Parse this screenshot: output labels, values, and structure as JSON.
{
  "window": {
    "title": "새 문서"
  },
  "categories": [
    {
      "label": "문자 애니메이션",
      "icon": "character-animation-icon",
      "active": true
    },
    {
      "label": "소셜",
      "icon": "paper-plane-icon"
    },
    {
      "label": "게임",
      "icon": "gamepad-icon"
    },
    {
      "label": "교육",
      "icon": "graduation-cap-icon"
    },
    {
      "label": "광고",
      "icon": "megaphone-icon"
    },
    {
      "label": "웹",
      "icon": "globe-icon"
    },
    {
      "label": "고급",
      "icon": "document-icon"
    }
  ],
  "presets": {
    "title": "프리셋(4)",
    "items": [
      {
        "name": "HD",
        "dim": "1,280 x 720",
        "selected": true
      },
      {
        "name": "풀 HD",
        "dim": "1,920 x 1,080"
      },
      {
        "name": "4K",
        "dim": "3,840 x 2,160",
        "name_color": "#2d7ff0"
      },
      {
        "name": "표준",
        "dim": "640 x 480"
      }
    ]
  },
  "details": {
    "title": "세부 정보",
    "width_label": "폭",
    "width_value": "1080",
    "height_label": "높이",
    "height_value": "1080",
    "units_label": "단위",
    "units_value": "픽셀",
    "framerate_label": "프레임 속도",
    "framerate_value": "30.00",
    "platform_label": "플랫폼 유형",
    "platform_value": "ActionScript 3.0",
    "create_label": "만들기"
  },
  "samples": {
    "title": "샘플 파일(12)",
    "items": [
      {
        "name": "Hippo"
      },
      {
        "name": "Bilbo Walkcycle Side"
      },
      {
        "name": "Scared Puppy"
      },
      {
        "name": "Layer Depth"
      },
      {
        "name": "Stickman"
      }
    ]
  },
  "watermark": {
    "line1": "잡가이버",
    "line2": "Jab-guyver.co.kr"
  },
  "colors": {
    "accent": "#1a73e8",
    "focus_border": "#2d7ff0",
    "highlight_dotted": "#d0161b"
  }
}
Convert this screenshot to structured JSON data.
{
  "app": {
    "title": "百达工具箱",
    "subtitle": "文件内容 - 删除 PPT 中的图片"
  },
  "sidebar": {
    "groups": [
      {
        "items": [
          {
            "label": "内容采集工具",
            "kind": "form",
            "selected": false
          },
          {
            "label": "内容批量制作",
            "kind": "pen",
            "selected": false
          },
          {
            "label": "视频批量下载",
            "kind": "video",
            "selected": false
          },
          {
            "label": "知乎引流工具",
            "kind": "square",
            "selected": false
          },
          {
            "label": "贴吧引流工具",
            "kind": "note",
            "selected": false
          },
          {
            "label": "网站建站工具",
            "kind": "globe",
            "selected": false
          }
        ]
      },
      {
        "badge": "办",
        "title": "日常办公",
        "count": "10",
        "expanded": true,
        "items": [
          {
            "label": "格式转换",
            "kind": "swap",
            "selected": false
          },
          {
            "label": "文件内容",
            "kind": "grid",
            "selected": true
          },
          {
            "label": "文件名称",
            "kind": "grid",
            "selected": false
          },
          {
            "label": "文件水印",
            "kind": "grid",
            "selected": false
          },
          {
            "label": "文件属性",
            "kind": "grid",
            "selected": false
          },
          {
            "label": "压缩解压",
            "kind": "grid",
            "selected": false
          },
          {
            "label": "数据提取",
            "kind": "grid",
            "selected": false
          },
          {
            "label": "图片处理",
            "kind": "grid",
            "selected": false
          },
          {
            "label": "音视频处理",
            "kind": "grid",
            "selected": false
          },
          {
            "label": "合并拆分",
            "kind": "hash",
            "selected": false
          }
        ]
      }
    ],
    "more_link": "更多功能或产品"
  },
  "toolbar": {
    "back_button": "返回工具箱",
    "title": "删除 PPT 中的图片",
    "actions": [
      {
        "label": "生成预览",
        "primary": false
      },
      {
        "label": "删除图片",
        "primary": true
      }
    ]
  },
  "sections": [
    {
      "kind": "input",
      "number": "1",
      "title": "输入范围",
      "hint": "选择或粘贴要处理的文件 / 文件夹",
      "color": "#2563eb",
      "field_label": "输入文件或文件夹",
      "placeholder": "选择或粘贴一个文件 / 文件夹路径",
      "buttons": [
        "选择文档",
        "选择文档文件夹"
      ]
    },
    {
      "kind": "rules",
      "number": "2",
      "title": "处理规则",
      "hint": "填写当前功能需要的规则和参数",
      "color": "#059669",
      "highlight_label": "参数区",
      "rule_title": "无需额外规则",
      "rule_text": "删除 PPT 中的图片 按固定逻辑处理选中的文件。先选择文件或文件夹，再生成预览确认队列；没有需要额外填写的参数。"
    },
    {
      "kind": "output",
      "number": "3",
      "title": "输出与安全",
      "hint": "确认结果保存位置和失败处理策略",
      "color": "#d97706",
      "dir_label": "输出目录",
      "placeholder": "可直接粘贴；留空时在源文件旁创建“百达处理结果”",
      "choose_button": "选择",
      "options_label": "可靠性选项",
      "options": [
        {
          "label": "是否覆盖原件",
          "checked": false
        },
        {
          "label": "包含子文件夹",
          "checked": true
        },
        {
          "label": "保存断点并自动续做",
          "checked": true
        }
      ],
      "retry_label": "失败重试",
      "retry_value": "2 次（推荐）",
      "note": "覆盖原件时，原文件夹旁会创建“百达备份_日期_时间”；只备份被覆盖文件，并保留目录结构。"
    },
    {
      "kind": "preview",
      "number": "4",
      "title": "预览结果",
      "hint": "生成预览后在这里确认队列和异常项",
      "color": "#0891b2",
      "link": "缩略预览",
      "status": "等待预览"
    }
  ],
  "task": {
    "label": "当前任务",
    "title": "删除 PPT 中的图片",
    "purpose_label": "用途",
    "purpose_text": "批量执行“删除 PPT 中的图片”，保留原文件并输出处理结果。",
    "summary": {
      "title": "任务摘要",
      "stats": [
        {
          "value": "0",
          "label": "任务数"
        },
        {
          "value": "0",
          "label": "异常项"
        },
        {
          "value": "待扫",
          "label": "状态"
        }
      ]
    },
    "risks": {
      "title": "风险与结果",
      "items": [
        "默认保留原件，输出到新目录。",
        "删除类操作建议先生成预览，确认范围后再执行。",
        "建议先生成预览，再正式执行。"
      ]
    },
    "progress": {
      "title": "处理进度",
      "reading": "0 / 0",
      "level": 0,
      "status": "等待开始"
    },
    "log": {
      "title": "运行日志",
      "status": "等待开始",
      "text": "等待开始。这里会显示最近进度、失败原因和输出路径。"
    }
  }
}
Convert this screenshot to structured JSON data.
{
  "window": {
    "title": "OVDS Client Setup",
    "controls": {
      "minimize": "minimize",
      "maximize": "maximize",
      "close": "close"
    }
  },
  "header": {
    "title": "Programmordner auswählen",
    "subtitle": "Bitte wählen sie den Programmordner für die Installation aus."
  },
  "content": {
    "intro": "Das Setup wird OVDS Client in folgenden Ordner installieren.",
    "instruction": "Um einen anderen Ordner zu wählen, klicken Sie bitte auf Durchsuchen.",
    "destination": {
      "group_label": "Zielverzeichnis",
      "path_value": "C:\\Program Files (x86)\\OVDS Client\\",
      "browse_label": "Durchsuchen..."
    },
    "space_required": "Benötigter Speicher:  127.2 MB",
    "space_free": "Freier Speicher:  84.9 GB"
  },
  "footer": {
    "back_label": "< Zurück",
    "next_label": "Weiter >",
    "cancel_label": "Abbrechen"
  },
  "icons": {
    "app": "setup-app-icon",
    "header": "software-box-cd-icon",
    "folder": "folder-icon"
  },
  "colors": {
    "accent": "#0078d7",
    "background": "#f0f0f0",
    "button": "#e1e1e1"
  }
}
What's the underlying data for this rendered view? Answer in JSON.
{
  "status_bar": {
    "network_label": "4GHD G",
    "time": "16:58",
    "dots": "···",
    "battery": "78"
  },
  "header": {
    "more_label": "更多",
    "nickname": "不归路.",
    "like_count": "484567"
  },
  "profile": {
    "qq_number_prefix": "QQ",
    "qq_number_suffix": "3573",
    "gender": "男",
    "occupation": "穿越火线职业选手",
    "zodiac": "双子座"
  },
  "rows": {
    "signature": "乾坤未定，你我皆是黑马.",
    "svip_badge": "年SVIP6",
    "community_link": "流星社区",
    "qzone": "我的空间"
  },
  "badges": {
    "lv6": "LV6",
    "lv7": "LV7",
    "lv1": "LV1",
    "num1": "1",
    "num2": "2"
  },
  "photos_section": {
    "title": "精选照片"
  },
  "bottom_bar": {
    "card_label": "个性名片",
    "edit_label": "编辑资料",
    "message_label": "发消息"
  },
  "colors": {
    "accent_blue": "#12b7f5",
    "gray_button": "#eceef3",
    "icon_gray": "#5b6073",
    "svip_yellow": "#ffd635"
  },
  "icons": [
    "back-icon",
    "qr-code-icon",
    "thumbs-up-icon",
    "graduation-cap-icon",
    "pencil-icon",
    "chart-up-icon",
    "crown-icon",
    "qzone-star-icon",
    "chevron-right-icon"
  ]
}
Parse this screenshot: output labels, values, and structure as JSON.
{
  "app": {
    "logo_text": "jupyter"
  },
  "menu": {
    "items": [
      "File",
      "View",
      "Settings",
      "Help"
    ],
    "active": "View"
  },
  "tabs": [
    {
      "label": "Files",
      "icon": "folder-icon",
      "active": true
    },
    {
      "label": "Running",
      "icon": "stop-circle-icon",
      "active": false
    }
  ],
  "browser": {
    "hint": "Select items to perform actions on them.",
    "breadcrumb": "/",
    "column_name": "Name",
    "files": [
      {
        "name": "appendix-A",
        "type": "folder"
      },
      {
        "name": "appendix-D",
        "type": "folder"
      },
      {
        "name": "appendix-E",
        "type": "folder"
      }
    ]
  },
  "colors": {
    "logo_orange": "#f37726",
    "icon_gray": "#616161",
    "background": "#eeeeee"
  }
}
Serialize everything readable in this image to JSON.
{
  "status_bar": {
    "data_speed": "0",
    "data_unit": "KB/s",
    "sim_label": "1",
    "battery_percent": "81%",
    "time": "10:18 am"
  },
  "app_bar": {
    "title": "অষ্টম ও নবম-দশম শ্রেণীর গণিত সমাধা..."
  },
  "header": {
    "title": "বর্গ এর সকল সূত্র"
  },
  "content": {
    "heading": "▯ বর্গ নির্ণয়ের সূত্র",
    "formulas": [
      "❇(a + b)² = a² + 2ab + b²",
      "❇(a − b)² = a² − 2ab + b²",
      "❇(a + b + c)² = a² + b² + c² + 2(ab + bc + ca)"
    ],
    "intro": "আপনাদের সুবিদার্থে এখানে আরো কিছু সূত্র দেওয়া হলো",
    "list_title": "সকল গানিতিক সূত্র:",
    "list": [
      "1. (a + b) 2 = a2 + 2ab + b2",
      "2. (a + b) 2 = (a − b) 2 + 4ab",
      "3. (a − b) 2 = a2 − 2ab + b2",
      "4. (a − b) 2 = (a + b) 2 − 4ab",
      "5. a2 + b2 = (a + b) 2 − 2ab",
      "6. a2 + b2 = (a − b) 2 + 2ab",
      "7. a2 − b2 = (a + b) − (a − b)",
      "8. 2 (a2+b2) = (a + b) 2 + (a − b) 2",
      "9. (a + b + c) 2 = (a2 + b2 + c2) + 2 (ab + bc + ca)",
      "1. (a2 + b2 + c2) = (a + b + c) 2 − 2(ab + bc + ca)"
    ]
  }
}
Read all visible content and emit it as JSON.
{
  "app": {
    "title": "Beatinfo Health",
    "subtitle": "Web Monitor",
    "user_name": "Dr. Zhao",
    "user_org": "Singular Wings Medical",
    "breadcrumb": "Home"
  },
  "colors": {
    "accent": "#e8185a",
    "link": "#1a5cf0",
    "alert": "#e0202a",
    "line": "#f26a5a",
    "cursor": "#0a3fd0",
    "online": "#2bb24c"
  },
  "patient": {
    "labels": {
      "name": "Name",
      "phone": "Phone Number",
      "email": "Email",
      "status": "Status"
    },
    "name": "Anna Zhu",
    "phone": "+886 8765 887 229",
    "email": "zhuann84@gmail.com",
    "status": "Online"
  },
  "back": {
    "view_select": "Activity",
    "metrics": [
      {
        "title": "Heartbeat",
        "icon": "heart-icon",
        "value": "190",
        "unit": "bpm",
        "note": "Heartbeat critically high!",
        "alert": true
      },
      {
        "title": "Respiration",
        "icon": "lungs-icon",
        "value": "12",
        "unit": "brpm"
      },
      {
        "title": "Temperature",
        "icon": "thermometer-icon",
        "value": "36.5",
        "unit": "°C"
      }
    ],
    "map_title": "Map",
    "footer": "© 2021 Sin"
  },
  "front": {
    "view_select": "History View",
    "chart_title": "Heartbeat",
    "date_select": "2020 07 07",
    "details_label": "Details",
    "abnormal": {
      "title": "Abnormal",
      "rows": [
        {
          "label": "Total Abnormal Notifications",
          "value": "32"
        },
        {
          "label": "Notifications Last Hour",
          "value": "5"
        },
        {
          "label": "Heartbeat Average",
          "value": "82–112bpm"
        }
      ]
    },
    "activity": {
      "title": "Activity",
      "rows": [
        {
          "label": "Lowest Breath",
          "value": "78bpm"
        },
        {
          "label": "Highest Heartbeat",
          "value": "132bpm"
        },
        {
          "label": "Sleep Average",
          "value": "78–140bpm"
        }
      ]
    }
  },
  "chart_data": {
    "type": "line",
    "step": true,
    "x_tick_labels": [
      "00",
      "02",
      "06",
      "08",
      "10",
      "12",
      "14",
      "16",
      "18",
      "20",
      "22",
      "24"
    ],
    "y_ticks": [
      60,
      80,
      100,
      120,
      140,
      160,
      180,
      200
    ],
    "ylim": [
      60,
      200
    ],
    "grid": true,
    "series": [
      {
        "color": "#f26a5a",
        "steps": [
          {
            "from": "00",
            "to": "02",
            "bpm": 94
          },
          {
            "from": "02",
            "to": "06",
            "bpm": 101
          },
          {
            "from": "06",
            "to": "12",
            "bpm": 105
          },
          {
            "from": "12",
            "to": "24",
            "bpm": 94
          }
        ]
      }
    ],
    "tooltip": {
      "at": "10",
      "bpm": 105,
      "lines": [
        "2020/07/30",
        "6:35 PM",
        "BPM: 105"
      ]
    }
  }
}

▸ **OBJECTIVE**: Report only a number: how many lines in the material above contain the string "中的图片".

▸ **COMPLETED EXERCISE**: 5